● Written instruction
Locate all lines with the word "boşalması" and copy them out.
#### Supplied material ####
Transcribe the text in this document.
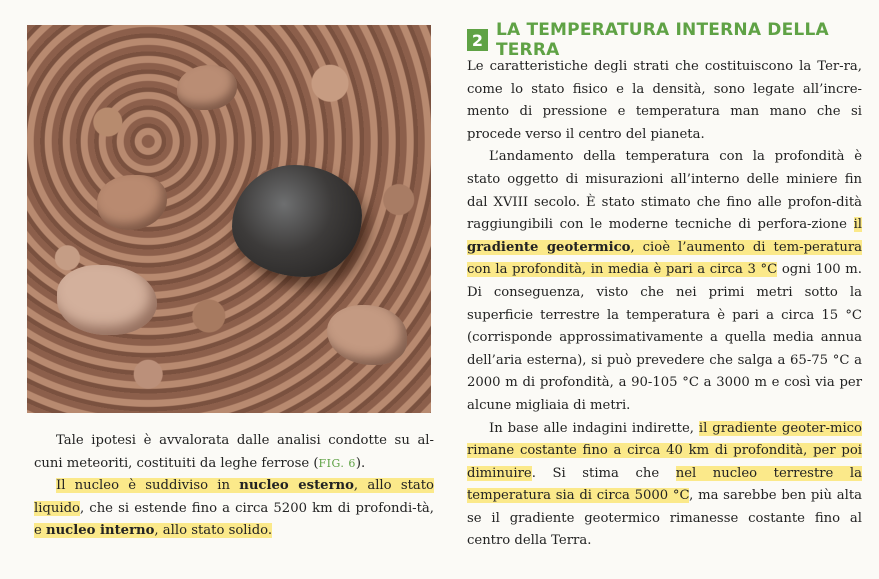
Tale ipotesi è avvalorata dalle analisi condotte su al-cuni meteoriti, costituiti da leghe ferrose (FIG. 6).

Il nucleo è suddiviso in nucleo esterno, allo stato liquido, che si estende fino a circa 5200 km di profondi-tà, e nucleo interno, allo stato solido.

2 LA TEMPERATURA INTERNA DELLA TERRA

Le caratteristiche degli strati che costituiscono la Ter-ra, come lo stato fisico e la densità, sono legate all’incre-mento di pressione e temperatura man mano che si procede verso il centro del pianeta.

L’andamento della temperatura con la profondità è stato oggetto di misurazioni all’interno delle miniere fin dal XVIII secolo. È stato stimato che fino alle profon-dità raggiungibili con le moderne tecniche di perfora-zione il gradiente geotermico, cioè l’aumento di tem-peratura con la profondità, in media è pari a circa 3 °C ogni 100 m. Di conseguenza, visto che nei primi metri sotto la superficie terrestre la temperatura è pari a circa 15 °C (corrisponde approssimativamente a quella media annua dell’aria esterna), si può prevedere che salga a 65-75 °C a 2000 m di profondità, a 90-105 °C a 3000 m e così via per alcune migliaia di metri.

In base alle indagini indirette, il gradiente geoter-mico rimane costante fino a circa 40 km di profondità, per poi diminuire. Si stima che nel nucleo terrestre la temperatura sia di circa 5000 °C, ma sarebbe ben più alta se il gradiente geotermico rimanesse costante fino al centro della Terra.
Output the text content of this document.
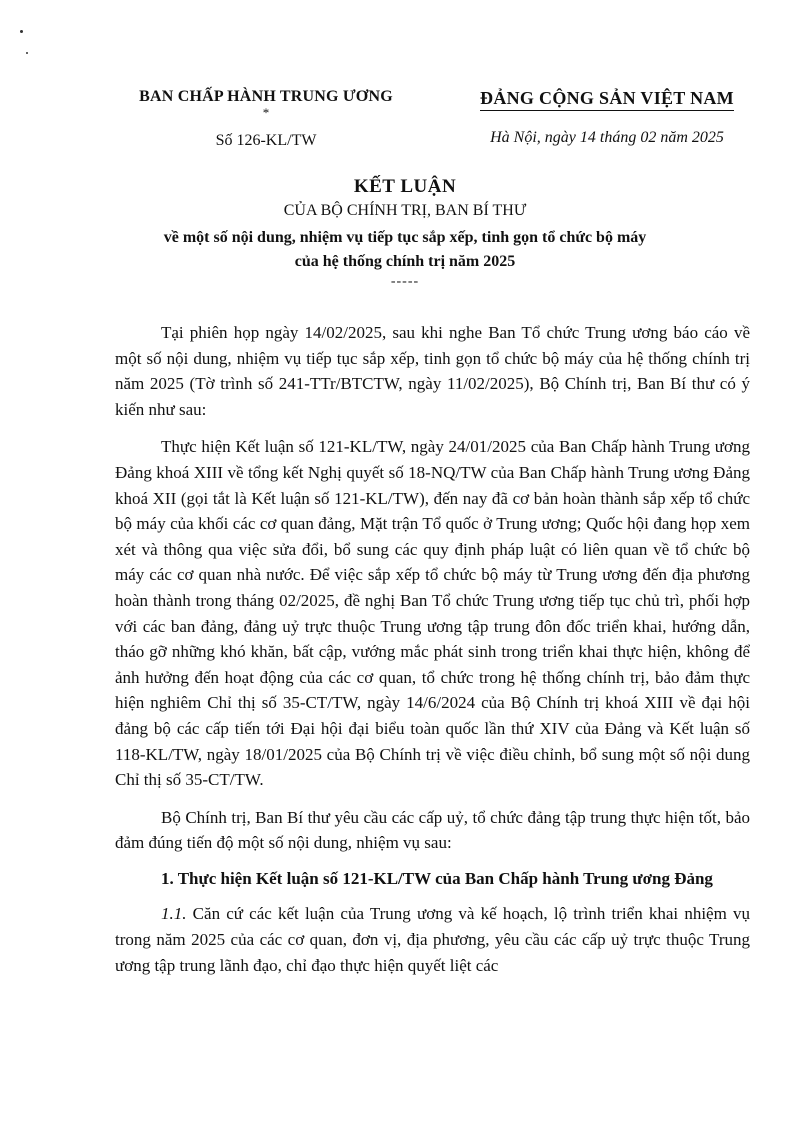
BAN CHẤP HÀNH TRUNG ƯƠNG
*
Số 126-KL/TW
ĐẢNG CỘNG SẢN VIỆT NAM
Hà Nội, ngày 14 tháng 02 năm 2025
KẾT LUẬN
CỦA BỘ CHÍNH TRỊ, BAN BÍ THƯ
về một số nội dung, nhiệm vụ tiếp tục sắp xếp, tinh gọn tổ chức bộ máy
của hệ thống chính trị năm 2025
-----

Tại phiên họp ngày 14/02/2025, sau khi nghe Ban Tổ chức Trung ương báo cáo về một số nội dung, nhiệm vụ tiếp tục sắp xếp, tinh gọn tổ chức bộ máy của hệ thống chính trị năm 2025 (Tờ trình số 241-TTr/BTCTW, ngày 11/02/2025), Bộ Chính trị, Ban Bí thư có ý kiến như sau:

Thực hiện Kết luận số 121-KL/TW, ngày 24/01/2025 của Ban Chấp hành Trung ương Đảng khoá XIII về tổng kết Nghị quyết số 18-NQ/TW của Ban Chấp hành Trung ương Đảng khoá XII (gọi tắt là Kết luận số 121-KL/TW), đến nay đã cơ bản hoàn thành sắp xếp tổ chức bộ máy của khối các cơ quan đảng, Mặt trận Tổ quốc ở Trung ương; Quốc hội đang họp xem xét và thông qua việc sửa đổi, bổ sung các quy định pháp luật có liên quan về tổ chức bộ máy các cơ quan nhà nước. Để việc sắp xếp tổ chức bộ máy từ Trung ương đến địa phương hoàn thành trong tháng 02/2025, đề nghị Ban Tổ chức Trung ương tiếp tục chủ trì, phối hợp với các ban đảng, đảng uỷ trực thuộc Trung ương tập trung đôn đốc triển khai, hướng dẫn, tháo gỡ những khó khăn, bất cập, vướng mắc phát sinh trong triển khai thực hiện, không để ảnh hưởng đến hoạt động của các cơ quan, tổ chức trong hệ thống chính trị, bảo đảm thực hiện nghiêm Chỉ thị số 35-CT/TW, ngày 14/6/2024 của Bộ Chính trị khoá XIII về đại hội đảng bộ các cấp tiến tới Đại hội đại biểu toàn quốc lần thứ XIV của Đảng và Kết luận số 118-KL/TW, ngày 18/01/2025 của Bộ Chính trị về việc điều chỉnh, bổ sung một số nội dung Chỉ thị số 35-CT/TW.

Bộ Chính trị, Ban Bí thư yêu cầu các cấp uỷ, tổ chức đảng tập trung thực hiện tốt, bảo đảm đúng tiến độ một số nội dung, nhiệm vụ sau:

1. Thực hiện Kết luận số 121-KL/TW của Ban Chấp hành Trung ương Đảng

1.1. Căn cứ các kết luận của Trung ương và kế hoạch, lộ trình triển khai nhiệm vụ trong năm 2025 của các cơ quan, đơn vị, địa phương, yêu cầu các cấp uỷ trực thuộc Trung ương tập trung lãnh đạo, chỉ đạo thực hiện quyết liệt các
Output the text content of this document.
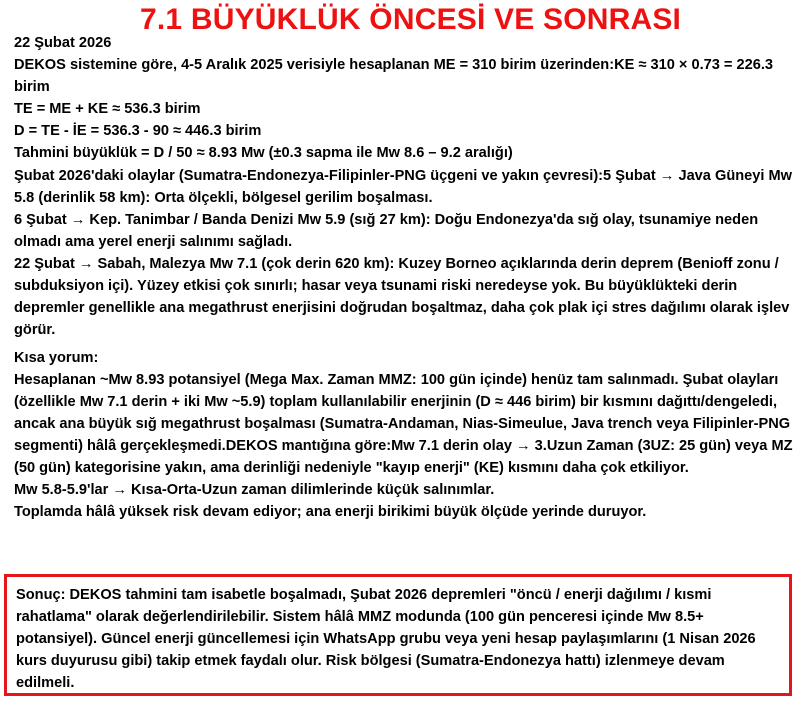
7.1 BÜYÜKLÜK ÖNCESİ VE SONRASI

22 Şubat 2026

DEKOS sistemine göre, 4-5 Aralık 2025 verisiyle hesaplanan ME = 310 birim üzerinden:KE ≈ 310 × 0.73 = 226.3 birim

TE = ME + KE ≈ 536.3 birim

D = TE - İE = 536.3 - 90 ≈ 446.3 birim

Tahmini büyüklük = D / 50 ≈ 8.93 Mw (±0.3 sapma ile Mw 8.6 – 9.2 aralığı)

Şubat 2026'daki olaylar (Sumatra-Endonezya-Filipinler-PNG üçgeni ve yakın çevresi):5 Şubat → Java Güneyi Mw 5.8 (derinlik 58 km): Orta ölçekli, bölgesel gerilim boşalması.

6 Şubat → Kep. Tanimbar / Banda Denizi Mw 5.9 (sığ 27 km): Doğu Endonezya'da sığ olay, tsunamiye neden olmadı ama yerel enerji salınımı sağladı.

22 Şubat → Sabah, Malezya Mw 7.1 (çok derin 620 km): Kuzey Borneo açıklarında derin deprem (Benioff zonu / subduksiyon içi). Yüzey etkisi çok sınırlı; hasar veya tsunami riski neredeyse yok. Bu büyüklükteki derin depremler genellikle ana megathrust enerjisini doğrudan boşaltmaz, daha çok plak içi stres dağılımı olarak işlev görür.

Kısa yorum:

Hesaplanan ~Mw 8.93 potansiyel (Mega Max. Zaman MMZ: 100 gün içinde) henüz tam salınmadı. Şubat olayları (özellikle Mw 7.1 derin + iki Mw ~5.9) toplam kullanılabilir enerjinin (D ≈ 446 birim) bir kısmını dağıttı/dengeledi, ancak ana büyük sığ megathrust boşalması (Sumatra-Andaman, Nias-Simeulue, Java trench veya Filipinler-PNG segmenti) hâlâ gerçekleşmedi.DEKOS mantığına göre:Mw 7.1 derin olay → 3.Uzun Zaman (3UZ: 25 gün) veya MZ (50 gün) kategorisine yakın, ama derinliği nedeniyle "kayıp enerji" (KE) kısmını daha çok etkiliyor.

Mw 5.8-5.9'lar → Kısa-Orta-Uzun zaman dilimlerinde küçük salınımlar.

Toplamda hâlâ yüksek risk devam ediyor; ana enerji birikimi büyük ölçüde yerinde duruyor.

Sonuç: DEKOS tahmini tam isabetle boşalmadı, Şubat 2026 depremleri "öncü / enerji dağılımı / kısmi rahatlama" olarak değerlendirilebilir. Sistem hâlâ MMZ modunda (100 gün penceresi içinde Mw 8.5+ potansiyel). Güncel enerji güncellemesi için WhatsApp grubu veya yeni hesap paylaşımlarını (1 Nisan 2026 kurs duyurusu gibi) takip etmek faydalı olur. Risk bölgesi (Sumatra-Endonezya hattı) izlenmeye devam edilmeli.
####
● Output below
Şubat 2026'daki olaylar (Sumatra-Endonezya-Filipinler-PNG üçgeni ve yakın çevresi):5 Şubat → Java Güneyi Mw 5.8 (derinlik 58 km): Orta ölçekli, bölgesel gerilim boşalması.
Hesaplanan ~Mw 8.93 potansiyel (Mega Max. Zaman MMZ: 100 gün içinde) henüz tam salınmadı. Şubat olayları (özellikle Mw 7.1 derin + iki Mw ~5.9) toplam kullanılabilir enerjinin (D ≈ 446 birim) bir kısmını dağıttı/dengeledi, ancak ana büyük sığ megathrust boşalması (Sumatra-Andaman, Nias-Simeulue, Java trench veya Filipinler-PNG segmenti) hâlâ gerçekleşmedi.DEKOS mantığına göre:Mw 7.1 derin olay → 3.Uzun Zaman (3UZ: 25 gün) veya MZ (50 gün) kategorisine yakın, ama derinliği nedeniyle "kayıp enerji" (KE) kısmını daha çok etkiliyor.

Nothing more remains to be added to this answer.